Your assignment.
From the entries that follow, gather each line holding the word "Oxazines".
>>>>>
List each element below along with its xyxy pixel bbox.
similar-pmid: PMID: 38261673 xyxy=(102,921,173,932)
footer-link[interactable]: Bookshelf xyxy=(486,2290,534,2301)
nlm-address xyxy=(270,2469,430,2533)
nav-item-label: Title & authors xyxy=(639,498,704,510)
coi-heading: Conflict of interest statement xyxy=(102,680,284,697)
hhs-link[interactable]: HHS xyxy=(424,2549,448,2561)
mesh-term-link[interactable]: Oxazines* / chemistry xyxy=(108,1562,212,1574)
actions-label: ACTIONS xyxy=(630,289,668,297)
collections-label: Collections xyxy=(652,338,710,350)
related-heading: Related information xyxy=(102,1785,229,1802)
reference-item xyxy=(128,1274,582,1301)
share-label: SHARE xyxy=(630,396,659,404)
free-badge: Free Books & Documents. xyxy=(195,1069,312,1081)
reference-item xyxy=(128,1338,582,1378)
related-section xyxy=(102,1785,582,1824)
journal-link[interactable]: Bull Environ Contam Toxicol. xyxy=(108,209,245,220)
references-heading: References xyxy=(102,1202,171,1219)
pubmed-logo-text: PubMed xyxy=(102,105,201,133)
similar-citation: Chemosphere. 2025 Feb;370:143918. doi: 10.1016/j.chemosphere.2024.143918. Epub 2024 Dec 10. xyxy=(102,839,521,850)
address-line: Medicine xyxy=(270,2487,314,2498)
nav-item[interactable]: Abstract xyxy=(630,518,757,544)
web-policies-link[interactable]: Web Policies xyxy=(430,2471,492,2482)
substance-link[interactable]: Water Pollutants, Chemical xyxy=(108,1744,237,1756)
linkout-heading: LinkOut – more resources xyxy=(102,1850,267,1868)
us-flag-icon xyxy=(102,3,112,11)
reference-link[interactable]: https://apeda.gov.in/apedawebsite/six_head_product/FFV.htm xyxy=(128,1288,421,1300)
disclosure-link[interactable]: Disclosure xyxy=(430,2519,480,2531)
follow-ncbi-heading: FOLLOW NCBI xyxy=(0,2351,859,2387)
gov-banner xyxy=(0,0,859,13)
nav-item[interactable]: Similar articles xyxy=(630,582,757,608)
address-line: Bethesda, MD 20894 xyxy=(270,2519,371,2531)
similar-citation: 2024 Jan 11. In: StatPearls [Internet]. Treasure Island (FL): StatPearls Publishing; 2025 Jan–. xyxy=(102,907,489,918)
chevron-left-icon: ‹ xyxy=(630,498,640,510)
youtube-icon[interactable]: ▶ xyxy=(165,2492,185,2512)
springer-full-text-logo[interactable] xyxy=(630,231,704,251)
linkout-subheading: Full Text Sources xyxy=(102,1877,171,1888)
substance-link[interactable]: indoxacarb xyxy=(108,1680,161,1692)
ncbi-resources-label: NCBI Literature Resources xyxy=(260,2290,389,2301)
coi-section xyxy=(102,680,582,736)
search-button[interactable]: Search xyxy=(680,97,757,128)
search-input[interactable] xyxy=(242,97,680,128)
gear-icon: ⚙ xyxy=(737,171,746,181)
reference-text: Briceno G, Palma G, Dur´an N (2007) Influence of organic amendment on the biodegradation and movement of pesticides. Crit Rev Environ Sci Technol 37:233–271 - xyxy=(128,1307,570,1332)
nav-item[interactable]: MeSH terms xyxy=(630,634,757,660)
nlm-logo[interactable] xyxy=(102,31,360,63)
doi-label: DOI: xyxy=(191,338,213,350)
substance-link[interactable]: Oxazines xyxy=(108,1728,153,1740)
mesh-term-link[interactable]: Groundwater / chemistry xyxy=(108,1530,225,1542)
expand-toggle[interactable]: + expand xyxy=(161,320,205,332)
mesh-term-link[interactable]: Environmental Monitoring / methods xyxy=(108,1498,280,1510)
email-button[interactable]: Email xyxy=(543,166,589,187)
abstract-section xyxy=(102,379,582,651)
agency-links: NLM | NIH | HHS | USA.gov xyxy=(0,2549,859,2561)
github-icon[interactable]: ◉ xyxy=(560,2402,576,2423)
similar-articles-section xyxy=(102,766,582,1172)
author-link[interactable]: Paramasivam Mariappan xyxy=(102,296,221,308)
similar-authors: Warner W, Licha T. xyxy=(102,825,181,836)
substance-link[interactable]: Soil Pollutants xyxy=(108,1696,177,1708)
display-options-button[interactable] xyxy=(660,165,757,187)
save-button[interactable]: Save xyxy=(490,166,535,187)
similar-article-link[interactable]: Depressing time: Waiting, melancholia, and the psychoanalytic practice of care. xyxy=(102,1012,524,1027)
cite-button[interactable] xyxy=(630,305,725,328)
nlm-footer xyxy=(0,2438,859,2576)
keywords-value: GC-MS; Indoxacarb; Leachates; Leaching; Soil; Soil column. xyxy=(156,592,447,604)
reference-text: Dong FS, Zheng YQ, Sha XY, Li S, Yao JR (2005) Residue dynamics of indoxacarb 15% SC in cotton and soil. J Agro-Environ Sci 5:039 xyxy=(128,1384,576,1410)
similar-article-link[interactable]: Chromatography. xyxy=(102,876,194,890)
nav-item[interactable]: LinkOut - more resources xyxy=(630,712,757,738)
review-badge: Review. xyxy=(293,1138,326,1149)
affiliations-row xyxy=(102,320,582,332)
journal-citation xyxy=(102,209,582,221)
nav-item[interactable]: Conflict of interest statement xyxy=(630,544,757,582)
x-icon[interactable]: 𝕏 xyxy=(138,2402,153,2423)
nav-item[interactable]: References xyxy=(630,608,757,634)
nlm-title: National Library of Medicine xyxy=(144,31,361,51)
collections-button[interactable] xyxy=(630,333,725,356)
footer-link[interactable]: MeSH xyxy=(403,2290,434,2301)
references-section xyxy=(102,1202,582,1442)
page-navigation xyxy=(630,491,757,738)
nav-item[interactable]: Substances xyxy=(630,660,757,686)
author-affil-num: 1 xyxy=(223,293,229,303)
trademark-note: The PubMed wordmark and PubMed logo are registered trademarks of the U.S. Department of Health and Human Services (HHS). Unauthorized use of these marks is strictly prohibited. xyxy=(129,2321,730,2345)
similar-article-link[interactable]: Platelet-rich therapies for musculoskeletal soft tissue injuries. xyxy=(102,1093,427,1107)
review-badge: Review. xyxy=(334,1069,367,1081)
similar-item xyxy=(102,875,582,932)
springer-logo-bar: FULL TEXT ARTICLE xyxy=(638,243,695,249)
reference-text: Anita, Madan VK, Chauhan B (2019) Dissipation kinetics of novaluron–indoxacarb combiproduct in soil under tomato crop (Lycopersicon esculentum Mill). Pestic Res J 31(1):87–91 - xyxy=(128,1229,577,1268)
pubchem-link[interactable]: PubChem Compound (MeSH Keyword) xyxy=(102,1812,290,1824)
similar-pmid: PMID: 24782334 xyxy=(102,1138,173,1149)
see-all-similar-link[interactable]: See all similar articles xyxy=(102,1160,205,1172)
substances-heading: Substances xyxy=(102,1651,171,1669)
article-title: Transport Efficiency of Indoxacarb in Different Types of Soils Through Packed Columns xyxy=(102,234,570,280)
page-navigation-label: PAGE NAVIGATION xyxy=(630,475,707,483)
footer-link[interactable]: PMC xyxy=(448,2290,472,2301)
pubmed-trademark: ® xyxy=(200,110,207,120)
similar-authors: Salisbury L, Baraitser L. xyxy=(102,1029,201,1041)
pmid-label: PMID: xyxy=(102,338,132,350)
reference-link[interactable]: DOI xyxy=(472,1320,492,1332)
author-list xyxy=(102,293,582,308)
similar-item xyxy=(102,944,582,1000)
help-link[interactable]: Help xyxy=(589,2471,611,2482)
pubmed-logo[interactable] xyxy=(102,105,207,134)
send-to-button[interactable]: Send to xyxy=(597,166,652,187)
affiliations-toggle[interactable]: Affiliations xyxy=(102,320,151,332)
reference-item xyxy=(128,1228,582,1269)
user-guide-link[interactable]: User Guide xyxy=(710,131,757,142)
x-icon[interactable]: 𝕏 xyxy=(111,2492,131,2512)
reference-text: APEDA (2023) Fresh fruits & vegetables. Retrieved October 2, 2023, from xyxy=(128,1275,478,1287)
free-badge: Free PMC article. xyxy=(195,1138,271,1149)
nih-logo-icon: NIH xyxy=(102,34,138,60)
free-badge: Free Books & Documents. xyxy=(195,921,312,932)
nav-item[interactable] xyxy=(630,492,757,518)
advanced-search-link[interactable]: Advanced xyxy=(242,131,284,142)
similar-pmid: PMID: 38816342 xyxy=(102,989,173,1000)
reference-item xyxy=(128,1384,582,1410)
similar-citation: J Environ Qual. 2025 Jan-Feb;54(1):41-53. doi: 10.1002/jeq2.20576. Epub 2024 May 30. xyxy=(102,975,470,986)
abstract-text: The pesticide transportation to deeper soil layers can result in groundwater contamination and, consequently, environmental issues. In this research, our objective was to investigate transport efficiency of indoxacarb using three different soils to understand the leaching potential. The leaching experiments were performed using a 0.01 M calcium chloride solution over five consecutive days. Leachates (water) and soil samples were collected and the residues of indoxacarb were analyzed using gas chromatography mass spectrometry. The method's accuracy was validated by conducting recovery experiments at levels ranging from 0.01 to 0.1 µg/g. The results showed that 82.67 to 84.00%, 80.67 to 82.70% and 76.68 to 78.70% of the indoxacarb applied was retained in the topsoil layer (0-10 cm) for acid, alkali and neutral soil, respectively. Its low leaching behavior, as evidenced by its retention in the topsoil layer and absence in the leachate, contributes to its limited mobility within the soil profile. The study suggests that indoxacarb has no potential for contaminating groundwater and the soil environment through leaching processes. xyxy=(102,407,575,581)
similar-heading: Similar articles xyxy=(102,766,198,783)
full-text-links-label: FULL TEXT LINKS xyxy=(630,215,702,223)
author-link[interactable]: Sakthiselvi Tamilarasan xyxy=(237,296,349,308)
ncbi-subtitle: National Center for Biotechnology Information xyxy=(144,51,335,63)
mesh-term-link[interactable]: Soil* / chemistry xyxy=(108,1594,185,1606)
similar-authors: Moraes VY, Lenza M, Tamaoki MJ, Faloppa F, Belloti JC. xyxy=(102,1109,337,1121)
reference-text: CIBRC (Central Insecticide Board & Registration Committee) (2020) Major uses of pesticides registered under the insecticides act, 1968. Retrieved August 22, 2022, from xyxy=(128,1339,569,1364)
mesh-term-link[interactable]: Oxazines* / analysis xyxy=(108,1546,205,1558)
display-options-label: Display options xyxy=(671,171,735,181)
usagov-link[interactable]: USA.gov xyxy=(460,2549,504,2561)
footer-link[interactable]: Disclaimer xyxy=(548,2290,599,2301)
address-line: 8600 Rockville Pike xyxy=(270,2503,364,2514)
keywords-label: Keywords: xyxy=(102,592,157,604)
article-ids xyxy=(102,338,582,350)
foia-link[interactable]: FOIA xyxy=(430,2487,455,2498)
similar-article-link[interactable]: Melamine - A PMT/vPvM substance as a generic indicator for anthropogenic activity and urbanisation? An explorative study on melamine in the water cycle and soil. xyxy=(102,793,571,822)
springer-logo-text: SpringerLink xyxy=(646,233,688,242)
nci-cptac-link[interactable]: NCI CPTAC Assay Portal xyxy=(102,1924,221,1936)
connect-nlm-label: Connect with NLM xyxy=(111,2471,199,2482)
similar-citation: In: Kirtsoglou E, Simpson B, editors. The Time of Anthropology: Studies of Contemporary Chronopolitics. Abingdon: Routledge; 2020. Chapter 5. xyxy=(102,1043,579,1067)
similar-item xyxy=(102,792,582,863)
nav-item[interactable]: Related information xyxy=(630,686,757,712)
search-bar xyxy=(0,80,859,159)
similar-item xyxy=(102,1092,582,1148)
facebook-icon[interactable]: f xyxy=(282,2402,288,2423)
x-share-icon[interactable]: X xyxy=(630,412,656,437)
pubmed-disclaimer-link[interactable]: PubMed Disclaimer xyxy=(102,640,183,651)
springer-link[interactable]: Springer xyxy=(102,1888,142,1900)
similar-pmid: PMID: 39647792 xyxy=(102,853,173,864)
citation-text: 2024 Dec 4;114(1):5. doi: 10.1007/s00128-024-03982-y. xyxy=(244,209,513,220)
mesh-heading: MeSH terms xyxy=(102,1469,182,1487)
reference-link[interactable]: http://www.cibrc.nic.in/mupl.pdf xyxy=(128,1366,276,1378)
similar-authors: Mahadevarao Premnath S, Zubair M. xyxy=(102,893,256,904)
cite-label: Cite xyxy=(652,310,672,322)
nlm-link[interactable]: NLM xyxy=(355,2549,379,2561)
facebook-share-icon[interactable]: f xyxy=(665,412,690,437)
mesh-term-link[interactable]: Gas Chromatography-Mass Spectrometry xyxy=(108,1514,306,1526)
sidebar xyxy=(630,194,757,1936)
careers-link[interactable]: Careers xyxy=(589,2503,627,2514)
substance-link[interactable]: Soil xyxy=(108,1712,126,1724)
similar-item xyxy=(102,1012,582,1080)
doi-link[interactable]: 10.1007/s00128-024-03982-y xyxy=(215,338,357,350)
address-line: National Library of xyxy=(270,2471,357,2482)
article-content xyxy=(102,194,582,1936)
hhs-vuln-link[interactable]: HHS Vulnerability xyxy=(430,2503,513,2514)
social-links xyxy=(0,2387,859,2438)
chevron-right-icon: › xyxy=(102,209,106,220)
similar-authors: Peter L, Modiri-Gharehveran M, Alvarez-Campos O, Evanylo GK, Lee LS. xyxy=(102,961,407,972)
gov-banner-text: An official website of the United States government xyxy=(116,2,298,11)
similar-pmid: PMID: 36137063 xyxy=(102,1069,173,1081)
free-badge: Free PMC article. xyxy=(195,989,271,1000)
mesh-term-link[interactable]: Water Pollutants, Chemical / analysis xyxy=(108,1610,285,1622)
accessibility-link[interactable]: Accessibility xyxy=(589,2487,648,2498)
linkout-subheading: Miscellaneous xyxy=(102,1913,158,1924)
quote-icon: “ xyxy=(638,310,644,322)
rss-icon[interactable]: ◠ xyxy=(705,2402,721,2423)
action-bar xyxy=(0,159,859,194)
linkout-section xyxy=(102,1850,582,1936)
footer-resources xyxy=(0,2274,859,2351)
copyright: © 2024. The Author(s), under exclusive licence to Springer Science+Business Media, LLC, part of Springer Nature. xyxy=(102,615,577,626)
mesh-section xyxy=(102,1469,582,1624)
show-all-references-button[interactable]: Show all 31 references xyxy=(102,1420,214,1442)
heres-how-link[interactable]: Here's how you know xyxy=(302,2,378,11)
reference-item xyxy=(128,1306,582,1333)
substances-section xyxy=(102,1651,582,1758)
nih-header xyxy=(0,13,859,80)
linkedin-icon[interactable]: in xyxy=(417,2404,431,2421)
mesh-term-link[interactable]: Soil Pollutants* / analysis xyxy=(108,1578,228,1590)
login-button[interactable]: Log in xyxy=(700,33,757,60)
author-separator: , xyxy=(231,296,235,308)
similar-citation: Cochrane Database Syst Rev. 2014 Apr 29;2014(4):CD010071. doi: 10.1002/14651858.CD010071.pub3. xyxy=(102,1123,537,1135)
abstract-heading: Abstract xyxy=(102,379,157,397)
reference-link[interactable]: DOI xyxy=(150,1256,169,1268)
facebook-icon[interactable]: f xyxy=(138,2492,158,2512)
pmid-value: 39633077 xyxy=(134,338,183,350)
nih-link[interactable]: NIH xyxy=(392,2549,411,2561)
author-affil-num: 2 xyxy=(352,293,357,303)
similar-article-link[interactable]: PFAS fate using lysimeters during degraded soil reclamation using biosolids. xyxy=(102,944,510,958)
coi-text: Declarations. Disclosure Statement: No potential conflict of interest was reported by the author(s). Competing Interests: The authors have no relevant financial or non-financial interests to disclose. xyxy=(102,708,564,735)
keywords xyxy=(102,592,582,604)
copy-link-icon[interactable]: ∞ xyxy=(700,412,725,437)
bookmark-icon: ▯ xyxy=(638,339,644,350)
<<<<<
Result for this exercise.
mesh-term-link[interactable]: Oxazines* / chemistry xyxy=(108,1562,212,1574)
substance-link[interactable]: Oxazines xyxy=(108,1728,153,1740)
mesh-term-link[interactable]: Oxazines* / analysis xyxy=(108,1546,205,1558)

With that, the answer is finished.